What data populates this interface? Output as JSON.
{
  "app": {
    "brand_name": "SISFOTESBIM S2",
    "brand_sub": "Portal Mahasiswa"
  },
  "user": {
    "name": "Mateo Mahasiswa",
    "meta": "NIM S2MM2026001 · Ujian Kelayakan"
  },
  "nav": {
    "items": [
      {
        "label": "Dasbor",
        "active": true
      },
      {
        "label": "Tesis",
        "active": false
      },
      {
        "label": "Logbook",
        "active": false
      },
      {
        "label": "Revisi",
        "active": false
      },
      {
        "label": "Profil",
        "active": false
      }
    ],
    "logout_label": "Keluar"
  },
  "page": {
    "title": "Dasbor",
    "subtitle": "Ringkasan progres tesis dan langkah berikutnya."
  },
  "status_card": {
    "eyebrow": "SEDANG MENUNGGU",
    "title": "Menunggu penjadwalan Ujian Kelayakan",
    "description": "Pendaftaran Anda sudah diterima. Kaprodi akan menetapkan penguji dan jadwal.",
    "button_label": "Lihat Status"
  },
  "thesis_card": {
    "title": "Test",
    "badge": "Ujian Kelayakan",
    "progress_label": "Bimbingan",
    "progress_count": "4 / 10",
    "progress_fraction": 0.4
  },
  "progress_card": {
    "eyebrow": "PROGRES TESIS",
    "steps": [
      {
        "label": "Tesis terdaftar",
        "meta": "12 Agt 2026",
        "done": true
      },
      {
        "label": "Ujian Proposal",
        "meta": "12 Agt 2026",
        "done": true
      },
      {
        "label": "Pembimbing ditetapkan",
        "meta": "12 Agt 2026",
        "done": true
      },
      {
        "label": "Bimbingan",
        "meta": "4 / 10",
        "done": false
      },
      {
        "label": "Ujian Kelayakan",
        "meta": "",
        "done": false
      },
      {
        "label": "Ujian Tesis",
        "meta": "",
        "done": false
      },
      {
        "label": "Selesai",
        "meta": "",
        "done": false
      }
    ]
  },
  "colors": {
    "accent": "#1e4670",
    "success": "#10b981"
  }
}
---
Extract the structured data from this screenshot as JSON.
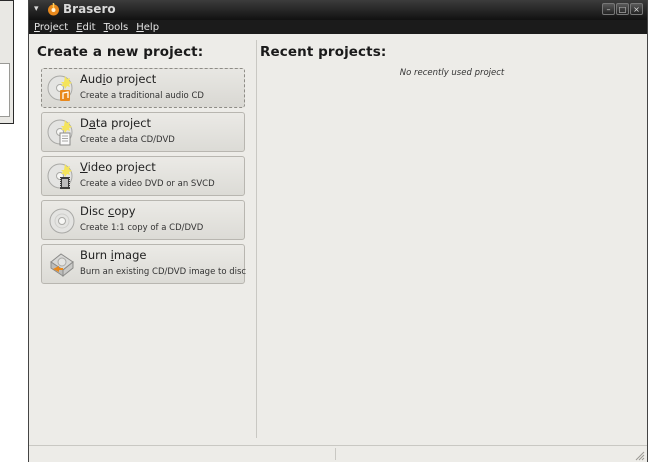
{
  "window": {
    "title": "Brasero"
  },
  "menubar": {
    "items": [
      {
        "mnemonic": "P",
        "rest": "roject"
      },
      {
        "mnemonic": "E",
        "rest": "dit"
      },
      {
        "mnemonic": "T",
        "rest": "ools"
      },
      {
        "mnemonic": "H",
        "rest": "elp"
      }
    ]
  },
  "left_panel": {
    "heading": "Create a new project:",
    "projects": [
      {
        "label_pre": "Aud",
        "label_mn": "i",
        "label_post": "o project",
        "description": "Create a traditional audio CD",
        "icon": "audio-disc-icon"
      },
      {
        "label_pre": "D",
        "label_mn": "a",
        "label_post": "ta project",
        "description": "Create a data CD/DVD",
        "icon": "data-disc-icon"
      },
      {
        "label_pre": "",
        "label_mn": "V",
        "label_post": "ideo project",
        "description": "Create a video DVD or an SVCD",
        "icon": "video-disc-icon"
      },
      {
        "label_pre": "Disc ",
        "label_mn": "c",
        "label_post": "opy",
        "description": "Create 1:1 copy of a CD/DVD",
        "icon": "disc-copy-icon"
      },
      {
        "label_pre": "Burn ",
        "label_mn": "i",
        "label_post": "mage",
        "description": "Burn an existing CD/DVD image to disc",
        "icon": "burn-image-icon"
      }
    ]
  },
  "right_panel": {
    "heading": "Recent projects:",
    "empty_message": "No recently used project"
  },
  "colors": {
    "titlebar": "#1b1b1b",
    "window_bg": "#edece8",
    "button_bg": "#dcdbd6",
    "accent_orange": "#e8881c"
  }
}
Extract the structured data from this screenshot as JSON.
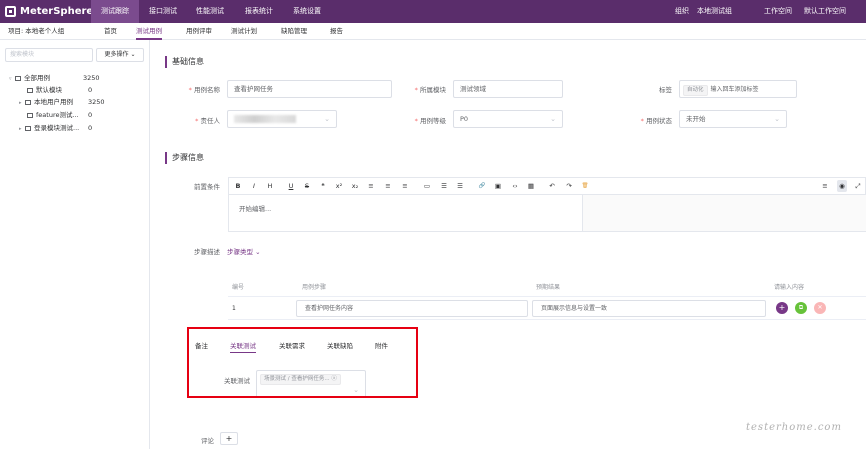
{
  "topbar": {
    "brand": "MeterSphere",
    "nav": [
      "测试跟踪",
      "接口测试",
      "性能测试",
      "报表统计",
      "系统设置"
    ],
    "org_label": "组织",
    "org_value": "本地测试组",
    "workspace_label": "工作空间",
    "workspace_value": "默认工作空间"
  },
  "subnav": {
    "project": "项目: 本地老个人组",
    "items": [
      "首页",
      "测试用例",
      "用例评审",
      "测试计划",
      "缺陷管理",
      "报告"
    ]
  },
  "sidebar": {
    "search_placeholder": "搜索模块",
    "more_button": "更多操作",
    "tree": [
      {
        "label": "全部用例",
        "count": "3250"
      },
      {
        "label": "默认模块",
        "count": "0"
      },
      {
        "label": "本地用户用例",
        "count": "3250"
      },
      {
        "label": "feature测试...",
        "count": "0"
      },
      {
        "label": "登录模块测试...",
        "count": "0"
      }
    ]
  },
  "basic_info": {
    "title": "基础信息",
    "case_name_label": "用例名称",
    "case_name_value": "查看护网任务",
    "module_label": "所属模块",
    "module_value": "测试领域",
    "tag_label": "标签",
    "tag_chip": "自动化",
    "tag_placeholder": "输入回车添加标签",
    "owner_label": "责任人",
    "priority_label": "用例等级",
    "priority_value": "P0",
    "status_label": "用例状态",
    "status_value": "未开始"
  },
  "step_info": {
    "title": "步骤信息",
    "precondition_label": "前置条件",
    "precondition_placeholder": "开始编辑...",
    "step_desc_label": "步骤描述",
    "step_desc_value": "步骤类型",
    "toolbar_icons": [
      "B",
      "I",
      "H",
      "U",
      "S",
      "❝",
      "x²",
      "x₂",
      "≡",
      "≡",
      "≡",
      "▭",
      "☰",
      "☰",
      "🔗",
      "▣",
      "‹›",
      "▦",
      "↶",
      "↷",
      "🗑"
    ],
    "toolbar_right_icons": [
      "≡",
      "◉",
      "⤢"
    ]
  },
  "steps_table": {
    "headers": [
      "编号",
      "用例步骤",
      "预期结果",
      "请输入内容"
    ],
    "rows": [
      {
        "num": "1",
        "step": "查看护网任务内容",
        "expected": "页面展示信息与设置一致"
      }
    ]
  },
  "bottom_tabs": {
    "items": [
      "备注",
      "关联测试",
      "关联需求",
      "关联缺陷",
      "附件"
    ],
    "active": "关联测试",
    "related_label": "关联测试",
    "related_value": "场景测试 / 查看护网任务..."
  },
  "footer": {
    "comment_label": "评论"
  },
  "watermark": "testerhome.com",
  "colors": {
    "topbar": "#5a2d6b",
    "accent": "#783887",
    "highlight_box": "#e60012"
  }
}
...
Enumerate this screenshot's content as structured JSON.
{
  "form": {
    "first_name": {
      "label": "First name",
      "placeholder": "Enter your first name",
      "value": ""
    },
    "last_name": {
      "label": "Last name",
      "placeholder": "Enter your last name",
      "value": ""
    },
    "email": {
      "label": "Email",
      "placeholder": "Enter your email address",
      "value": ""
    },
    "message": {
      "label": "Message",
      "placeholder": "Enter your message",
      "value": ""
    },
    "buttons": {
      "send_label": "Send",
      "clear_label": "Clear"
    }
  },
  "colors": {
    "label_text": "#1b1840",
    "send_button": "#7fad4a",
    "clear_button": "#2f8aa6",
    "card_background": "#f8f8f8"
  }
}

Exercise details: Filter the listing above by the word "eyebrow"; copy each line that passes.

Full solution:
    "eyebrow": "SEDANG MENUNGGU",
    "eyebrow": "PROGRES TESIS",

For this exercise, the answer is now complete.